## Extract
EXHIBIT 10.1
SEVENTH AMENDMENT TO CREDIT
AGREEMENT AND WAIVER
THIS SEVENTH AMENDMENT TO CREDIT
AGREEMENT AND
WAIVER (this “ Amendment ”), dated as of
February 6, 2007, is entered into by and among the lenders
identified on the signature pages hereof (such lenders, together
with their respective successors and permitted assigns, are
referred to hereinafter each individually as a “
Lender ” and collectively as the “
Lenders ”), WELLS FARGO FOOTHILL, INC. , a
California corporation, as administrative agent for the persons
designated in the Credit Agreement referred to below (in such
capacity, together with its successors and assigns in such
capacity, “ Agent ”), and INFOCUS
CORPORATION , an Oregon corporation (“ Borrower
”).
RECITALS
A.
Borrower, Agent and the Lenders have previously entered into that
certain Credit Agreement dated as of October 25, 2004, as amended
by that certain First Amendment to Credit Agreement, Security
Agreement and Waiver, dated as of December 3, 2004, that certain
Second Amendment to Credit Agreement, dated as of December 13,
2004, that certain Third Amendment to Credit Agreement and Waiver
dated May 6, 2005, that certain Fourth Amendment to Credit
Agreement, Second Amendment to Security Agreement and Waiver dated
November 4, 2005, that certain Fifth Amendment to Credit Agreement
dated as of June 7, 2006 and that certain Sixth Amendment to Credit
Agreement and Waiver dated as of October 25, 2006 (as so amended or
otherwise modified or supplemented from time to time, the “
Credit Agreement ”), pursuant to which the Lenders
have made certain loans and financial accommodations available to
Borrower. Terms used herein without definition shall have the
meanings ascribed to them in the Credit Agreement.
B.
An Event of Default has occurred and is continuing as a result of
Borrower’s failure to achieve EBITDA of $(5,350,000) or more
for the 3-month period ending December 31, 2006, as required
pursuant to Section 6.16(a)(i) of the Credit Agreement (the “
Known Existing Default ”).
C.
Borrower has requested that Agent and the Lenders waive the Known
Existing Default and amend the Credit Agreement on the terms and
conditions set forth herein.
D.
Borrower is entering into this Amendment with the understanding and
agreement that, except as specifically provided herein, none of
Agent’s or any member of the Lender Group’s rights or
remedies set forth in the Credit Agreement or any other Loan
Document is being waived or modified by the terms of this
Amendment.

## Recorded information
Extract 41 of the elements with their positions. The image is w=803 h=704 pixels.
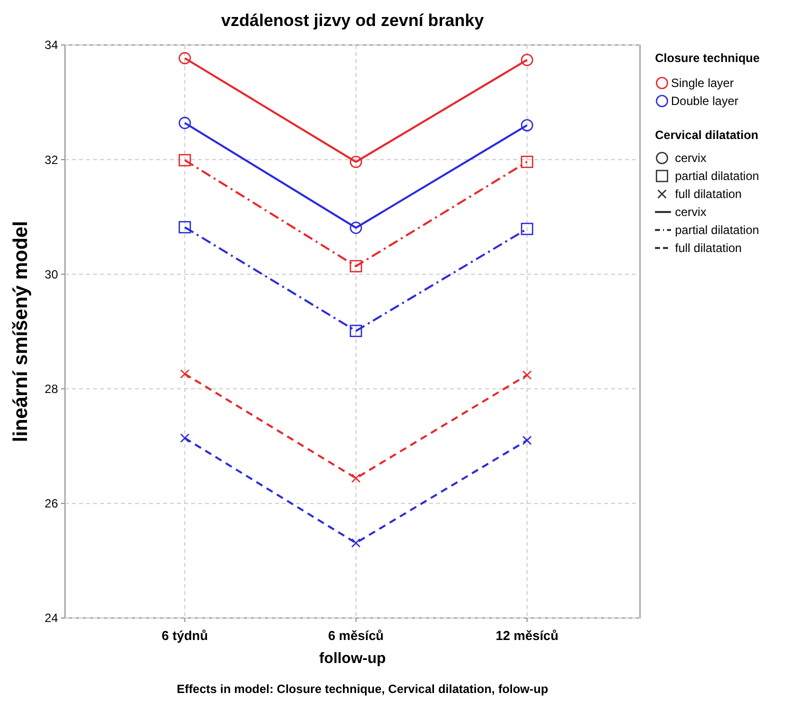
text: Effects in model: Closure technique, Cervical dilatation, folow-up: [176, 682, 548, 696]
point: [520, 119, 534, 132]
point: [351, 538, 361, 548]
point: [180, 369, 190, 379]
point: [180, 433, 190, 443]
x-tick-label: 6 týdnů: [162, 628, 208, 643]
point: [178, 221, 191, 234]
text: Cervical dilatation: [655, 128, 758, 142]
text: partial dilatation: [675, 169, 760, 184]
x-tick-label: 12 měsíců: [496, 628, 559, 643]
text: cervix: [675, 151, 706, 166]
legend-label: Single layer: [671, 76, 734, 90]
chart-title: vzdálenost jizvy od zevní branky: [221, 11, 484, 30]
y-tick-label: 34: [44, 38, 58, 52]
point: [350, 324, 362, 338]
y-axis-title: lineární smíšený model: [10, 220, 32, 442]
y-tick-label: 24: [44, 611, 58, 626]
point: [520, 156, 534, 168]
text: full dilatation: [675, 187, 742, 202]
text: cervix: [675, 205, 706, 220]
legend-label: Double layer: [671, 94, 738, 108]
point: [178, 116, 191, 130]
point: [178, 52, 191, 64]
text: full dilatation: [675, 241, 742, 256]
legend-title: Closure technique: [655, 51, 760, 65]
point: [350, 222, 362, 234]
y-tick-label: 28: [44, 382, 58, 396]
y-tick-label: 26: [44, 496, 58, 511]
text: partial dilatation: [675, 223, 760, 238]
point: [522, 436, 532, 446]
point: [520, 222, 534, 236]
point: [522, 370, 532, 380]
point: [178, 154, 191, 166]
x-tick-label: 6 měsíců: [328, 628, 384, 643]
point: [351, 474, 361, 483]
x-axis-title: follow-up: [319, 650, 386, 667]
y-tick-label: 32: [44, 152, 58, 167]
point: [350, 260, 362, 272]
point: [520, 54, 534, 66]
point: [350, 156, 362, 168]
y-tick-label: 30: [44, 267, 58, 282]
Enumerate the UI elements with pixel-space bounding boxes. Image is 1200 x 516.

## Actions to take
#1 According to the credit agreement amendment, what is the date of the original Credit Agreement?
#2 Rewrite the paragraph of the credit agreement amendment that begins "An Event of Default has occurred" more briefly, keeping its main facts.
#3 Translate this sentence from the credit agreement amendment into Spanish: "Borrower has requested that Agent and the Lenders waive the Known Existing Default and amend the Credit Agreement on the terms and conditions set forth herein."

## Answers to the exercise
#1 October 25, 2004.

#2 An Event of Default is continuing because Borrower did not achieve EBITDA of $(5,350,000) or more for the 3-month period ending December 31, 2006, as Section 6.16(a)(i) of the Credit Agreement requires. This is called the "Known Existing Default."

#3 El Prestatario ha solicitado que el Agente y los Prestamistas renuncien al Incumplimiento Existente Conocido y modifiquen el Contrato de Crédito en los términos y condiciones aquí establecidos.